*WORK TO COMPLETE*: Count the lines in the records below that contain the word "name", and give only that number.

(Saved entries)
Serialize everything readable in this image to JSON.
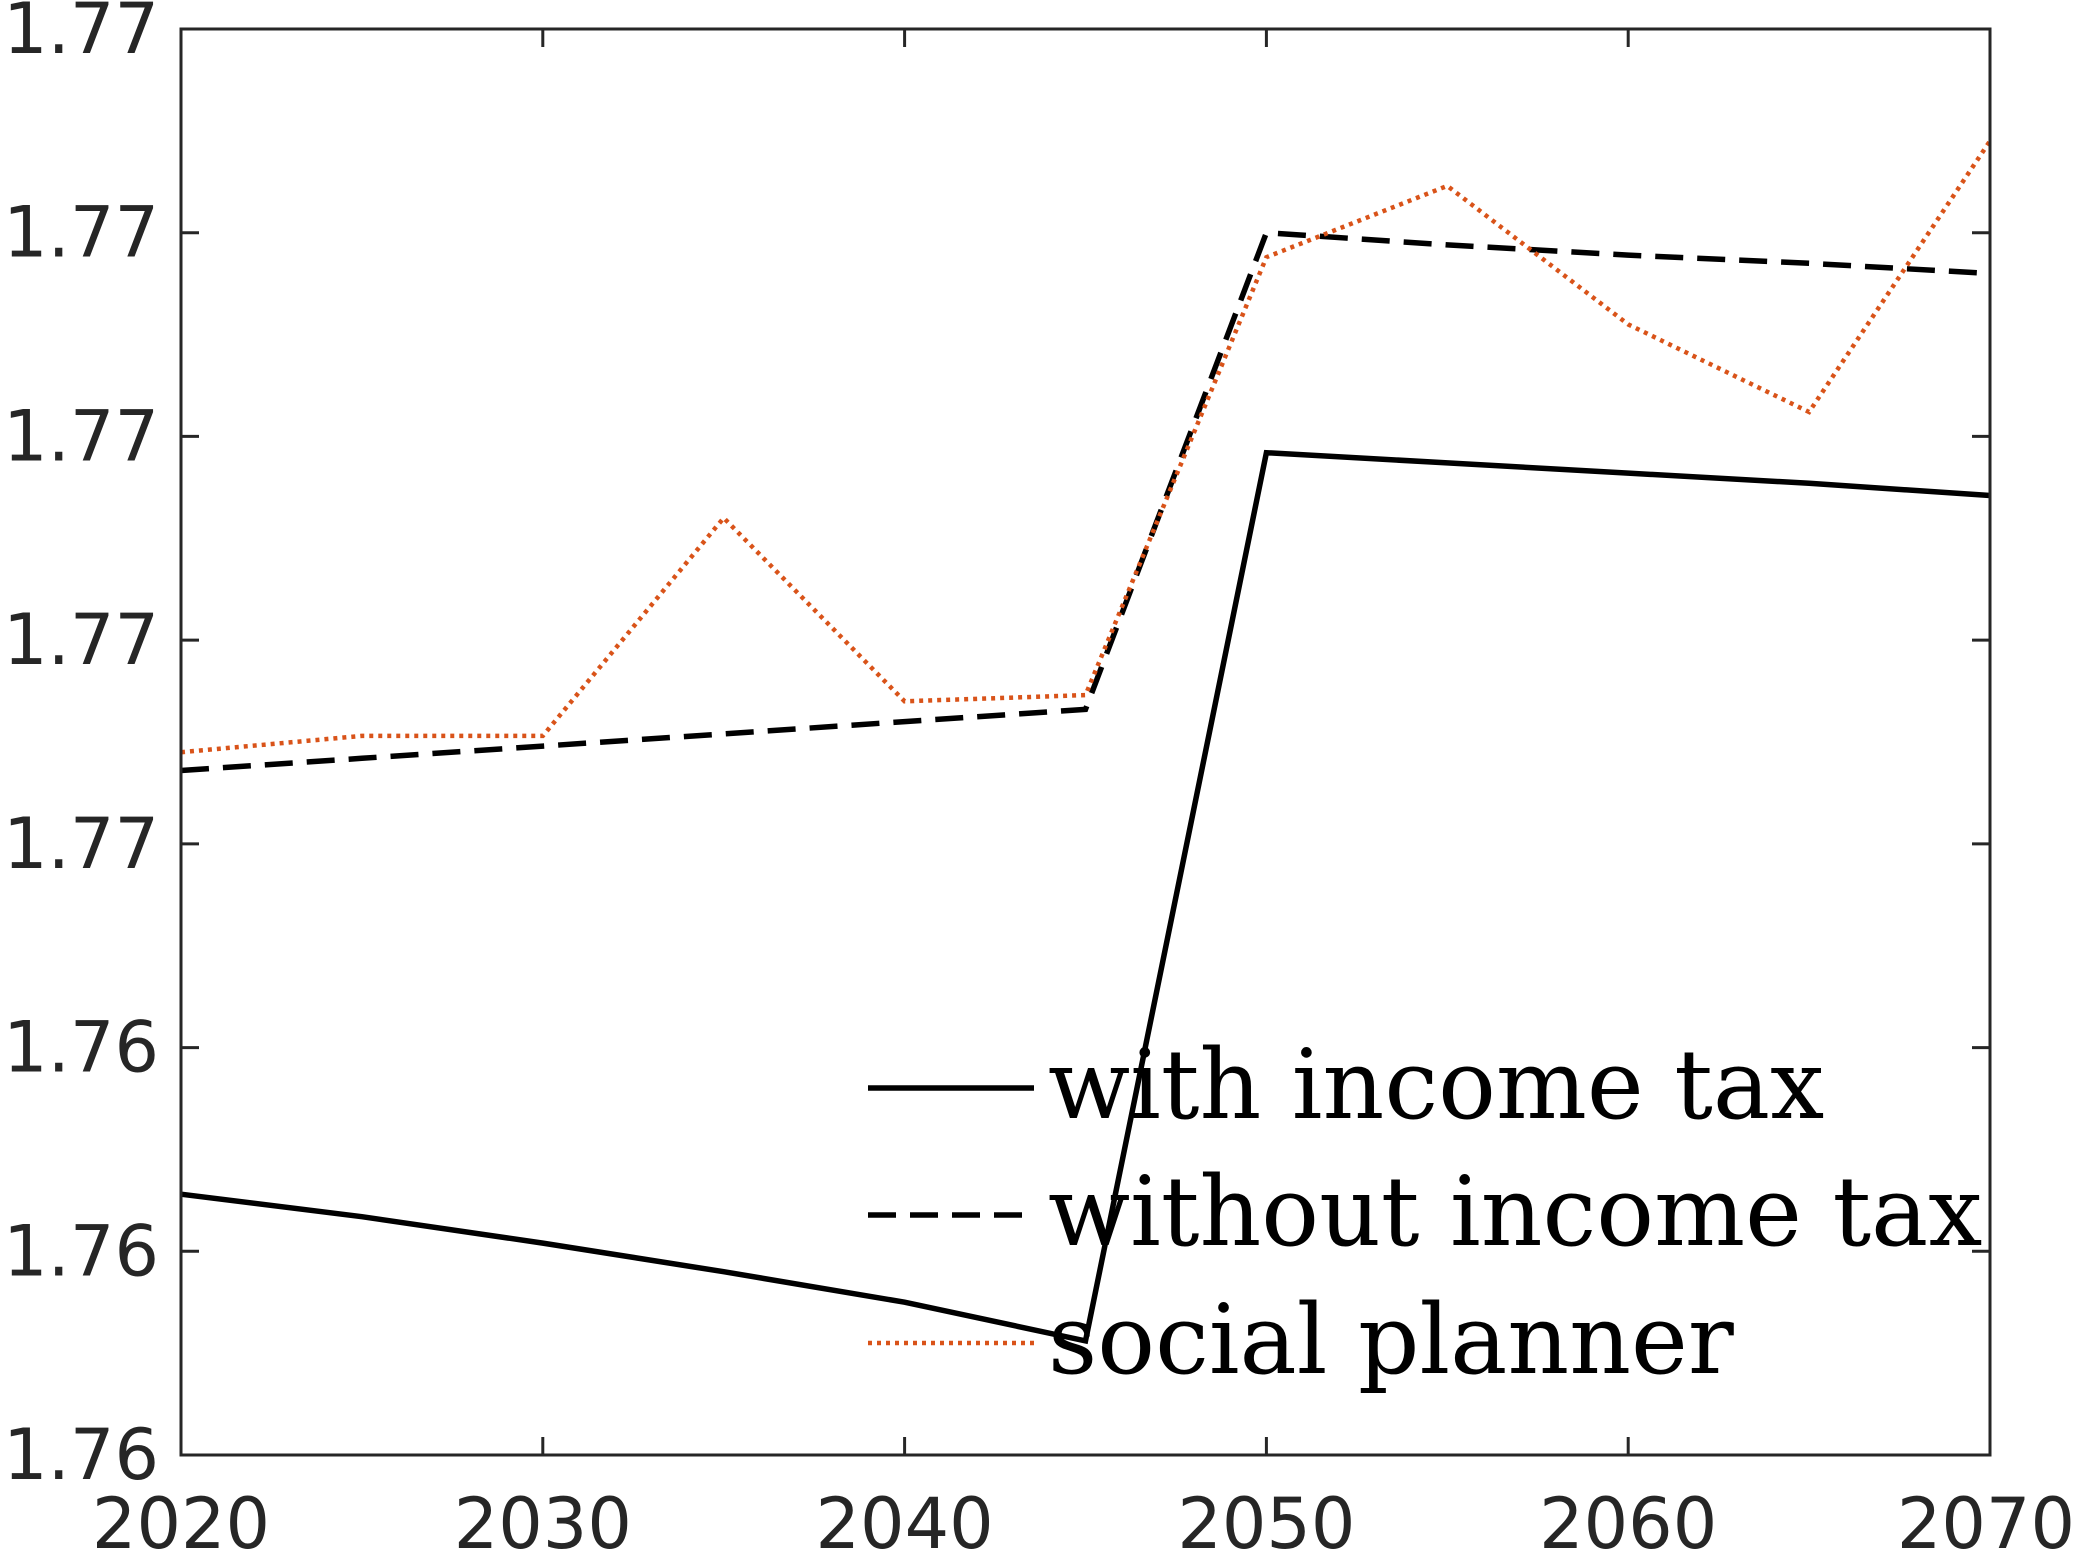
{
  "chart_data": {
    "type": "line",
    "title": "",
    "xlabel": "",
    "ylabel": "",
    "xlim": [
      2020,
      2070
    ],
    "ylim": [
      0,
      7
    ],
    "x_ticks": [
      2020,
      2030,
      2040,
      2050,
      2060,
      2070
    ],
    "x_tick_labels": [
      "2020",
      "2030",
      "2040",
      "2050",
      "2060",
      "2070"
    ],
    "y_ticks": [
      0,
      1,
      2,
      3,
      4,
      5,
      6,
      7
    ],
    "y_tick_labels": [
      "1.76",
      "1.76",
      "1.76",
      "1.77",
      "1.77",
      "1.77",
      "1.77",
      "1.77"
    ],
    "grid": false,
    "legend_position": "bottom-right",
    "series": [
      {
        "name": "with income tax",
        "style": "solid",
        "color": "#000000",
        "x": [
          2020,
          2025,
          2030,
          2035,
          2040,
          2045,
          2050,
          2055,
          2060,
          2065,
          2070
        ],
        "y": [
          1.28,
          1.17,
          1.04,
          0.9,
          0.75,
          0.56,
          4.92,
          4.87,
          4.82,
          4.77,
          4.71
        ]
      },
      {
        "name": "without income tax",
        "style": "dashed",
        "color": "#000000",
        "x": [
          2020,
          2025,
          2030,
          2035,
          2040,
          2045,
          2050,
          2055,
          2060,
          2065,
          2070
        ],
        "y": [
          3.36,
          3.42,
          3.48,
          3.54,
          3.6,
          3.66,
          6.0,
          5.94,
          5.89,
          5.85,
          5.8
        ]
      },
      {
        "name": "social planner",
        "style": "dotted",
        "color": "#d95319",
        "x": [
          2020,
          2025,
          2030,
          2035,
          2040,
          2045,
          2050,
          2055,
          2060,
          2065,
          2070
        ],
        "y": [
          3.45,
          3.53,
          3.53,
          4.6,
          3.7,
          3.73,
          5.88,
          6.23,
          5.55,
          5.12,
          6.45
        ]
      }
    ]
  }
}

*EXERCISE RESPONSE*: 3